◆ Stated goal: Copy each of the entries below faithfully, setting aside any pictures.

Collection entries:

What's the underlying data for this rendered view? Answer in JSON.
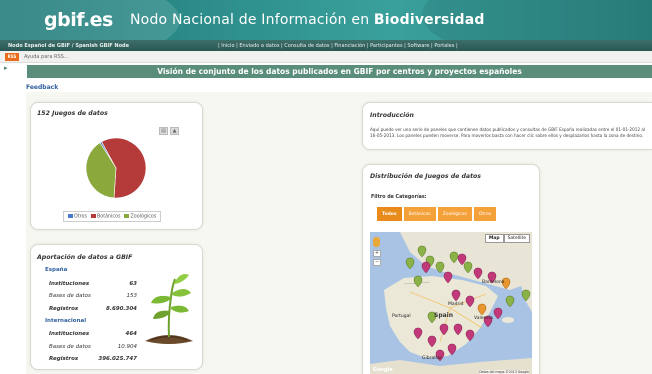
{
  "header": {
    "logo_text": "gbif.es",
    "title_prefix": "Nodo Nacional de Información en ",
    "title_emphasis": "Biodiversidad"
  },
  "nav": {
    "node_label": "Nodo Español de GBIF / Spanish GBIF Node",
    "links": "| Inicio | Enviado a datos | Consulta de datos | Financiación | Participantes | Software | Portales |"
  },
  "subbar": {
    "rss": "RSS",
    "help": "Ayuda para RSS..."
  },
  "page": {
    "section_title": "Visión de conjunto de los datos publicados en GBIF por centros y proyectos españoles",
    "feedback_link": "Feedback"
  },
  "datasets_panel": {
    "title": "152 Juegos de datos",
    "legend": [
      {
        "label": "Otros",
        "color": "#4b7bc8"
      },
      {
        "label": "Botánicos",
        "color": "#b53a3a"
      },
      {
        "label": "Zoológicos",
        "color": "#8aa83c"
      }
    ],
    "chart_data": {
      "type": "pie",
      "categories": [
        "Otros",
        "Botánicos",
        "Zoológicos"
      ],
      "values": [
        1,
        59,
        40
      ],
      "colors": [
        "#4b7bc8",
        "#b53a3a",
        "#8aa83c"
      ]
    }
  },
  "contrib_panel": {
    "title": "Aportación de datos a GBIF",
    "spain": {
      "label": "España",
      "instituciones_label": "Instituciones",
      "instituciones": "63",
      "bases_label": "Bases de datos",
      "bases": "153",
      "registros_label": "Registros",
      "registros": "8.690.304"
    },
    "intl": {
      "label": "Internacional",
      "instituciones_label": "Instituciones",
      "instituciones": "464",
      "bases_label": "Bases de datos",
      "bases": "10.904",
      "registros_label": "Registros",
      "registros": "396.025.747"
    }
  },
  "intro_panel": {
    "title": "Introducción",
    "text": "Aquí puede ver una serie de paneles que contienen datos publicados y consultas de GBIF España realizadas entre el 01-01-2012 al 16-05-2013. Los paneles pueden moverse. Para moverlos basta con hacer clic sobre ellos y desplazarlos hasta la zona de destino."
  },
  "map_panel": {
    "title": "Distribución de Juegos de datos",
    "filter_label": "Filtro de Categorías:",
    "filters": [
      "Todos",
      "Botánicos",
      "Zoológicos",
      "Otros"
    ],
    "map_types": [
      "Map",
      "Satellite"
    ],
    "labels": {
      "spain": "Spain",
      "portugal": "Portugal",
      "madrid": "Madrid",
      "barcelona": "Barcelona",
      "valencia": "Valencia",
      "gibraltar": "Gibraltar"
    },
    "footer": "Datos del mapa ©2013 Google",
    "google": "Google"
  }
}
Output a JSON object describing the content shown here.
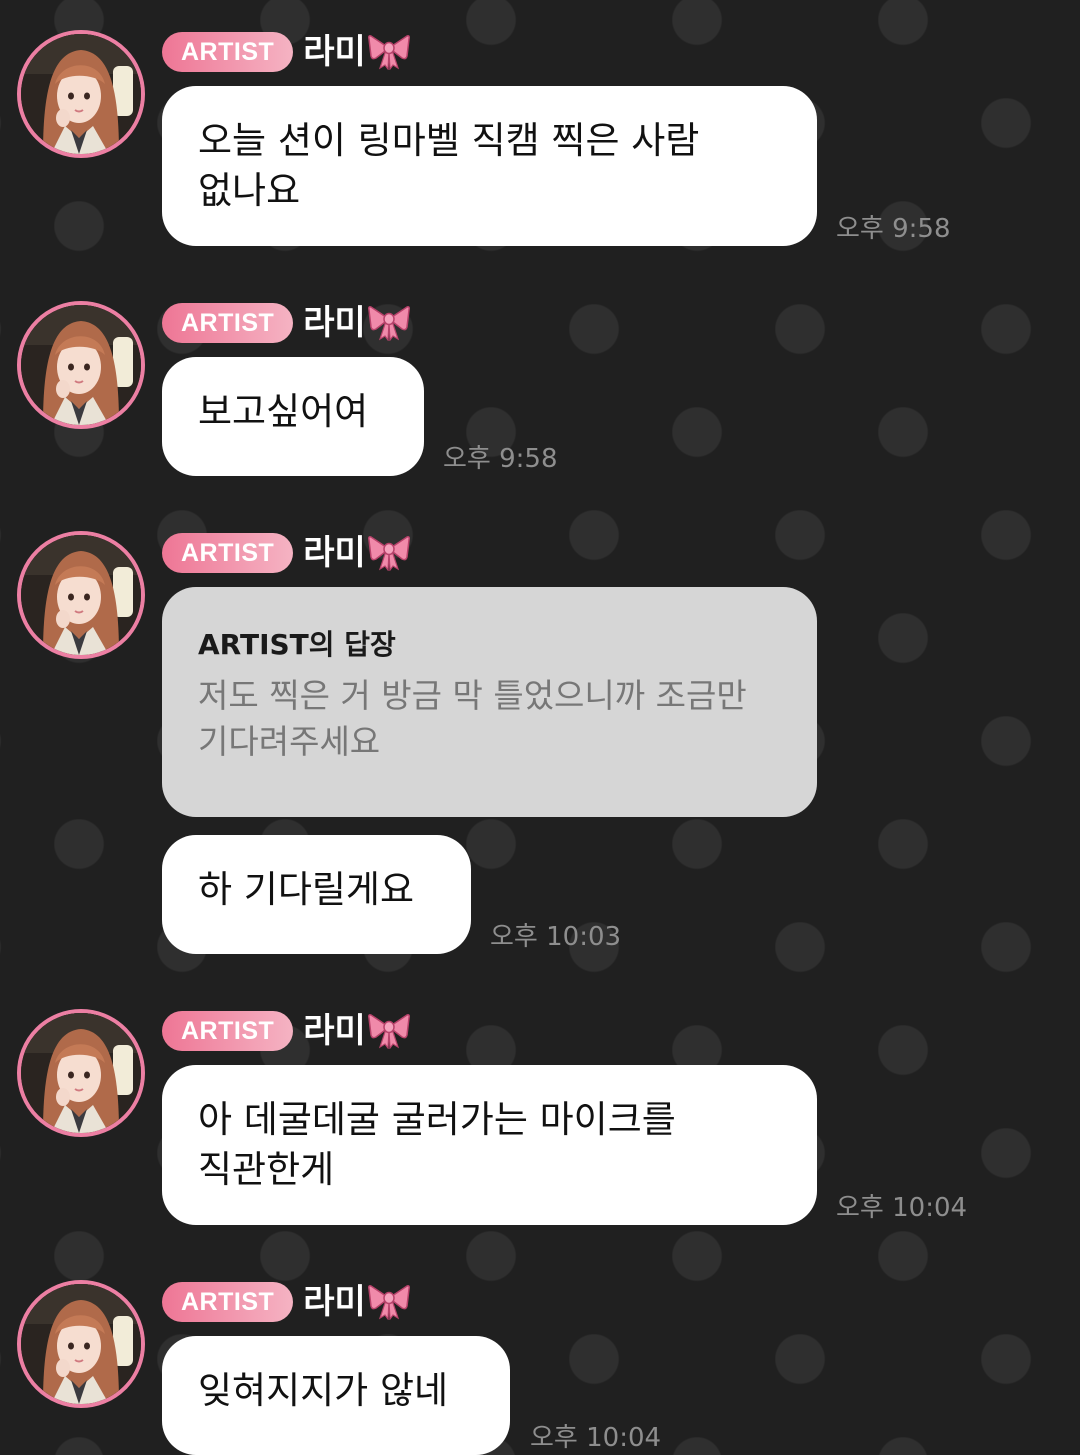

◆ Task output:
What's the underlying data for this rendered view? Answer in JSON.
{
  "header": {
    "logo_text": "gbif.es",
    "title_prefix": "Nodo Nacional de Información en ",
    "title_emphasis": "Biodiversidad"
  },
  "nav": {
    "node_label": "Nodo Español de GBIF / Spanish GBIF Node",
    "links": "| Inicio | Enviado a datos | Consulta de datos | Financiación | Participantes | Software | Portales |"
  },
  "subbar": {
    "rss": "RSS",
    "help": "Ayuda para RSS..."
  },
  "page": {
    "section_title": "Visión de conjunto de los datos publicados en GBIF por centros y proyectos españoles",
    "feedback_link": "Feedback"
  },
  "datasets_panel": {
    "title": "152 Juegos de datos",
    "legend": [
      {
        "label": "Otros",
        "color": "#4b7bc8"
      },
      {
        "label": "Botánicos",
        "color": "#b53a3a"
      },
      {
        "label": "Zoológicos",
        "color": "#8aa83c"
      }
    ],
    "chart_data": {
      "type": "pie",
      "categories": [
        "Otros",
        "Botánicos",
        "Zoológicos"
      ],
      "values": [
        1,
        59,
        40
      ],
      "colors": [
        "#4b7bc8",
        "#b53a3a",
        "#8aa83c"
      ]
    }
  },
  "contrib_panel": {
    "title": "Aportación de datos a GBIF",
    "spain": {
      "label": "España",
      "instituciones_label": "Instituciones",
      "instituciones": "63",
      "bases_label": "Bases de datos",
      "bases": "153",
      "registros_label": "Registros",
      "registros": "8.690.304"
    },
    "intl": {
      "label": "Internacional",
      "instituciones_label": "Instituciones",
      "instituciones": "464",
      "bases_label": "Bases de datos",
      "bases": "10.904",
      "registros_label": "Registros",
      "registros": "396.025.747"
    }
  },
  "intro_panel": {
    "title": "Introducción",
    "text": "Aquí puede ver una serie de paneles que contienen datos publicados y consultas de GBIF España realizadas entre el 01-01-2012 al 16-05-2013. Los paneles pueden moverse. Para moverlos basta con hacer clic sobre ellos y desplazarlos hasta la zona de destino."
  },
  "map_panel": {
    "title": "Distribución de Juegos de datos",
    "filter_label": "Filtro de Categorías:",
    "filters": [
      "Todos",
      "Botánicos",
      "Zoológicos",
      "Otros"
    ],
    "map_types": [
      "Map",
      "Satellite"
    ],
    "labels": {
      "spain": "Spain",
      "portugal": "Portugal",
      "madrid": "Madrid",
      "barcelona": "Barcelona",
      "valencia": "Valencia",
      "gibraltar": "Gibraltar"
    },
    "footer": "Datos del mapa ©2013 Google",
    "google": "Google"
  }
}
Output a JSON object describing the content shown here.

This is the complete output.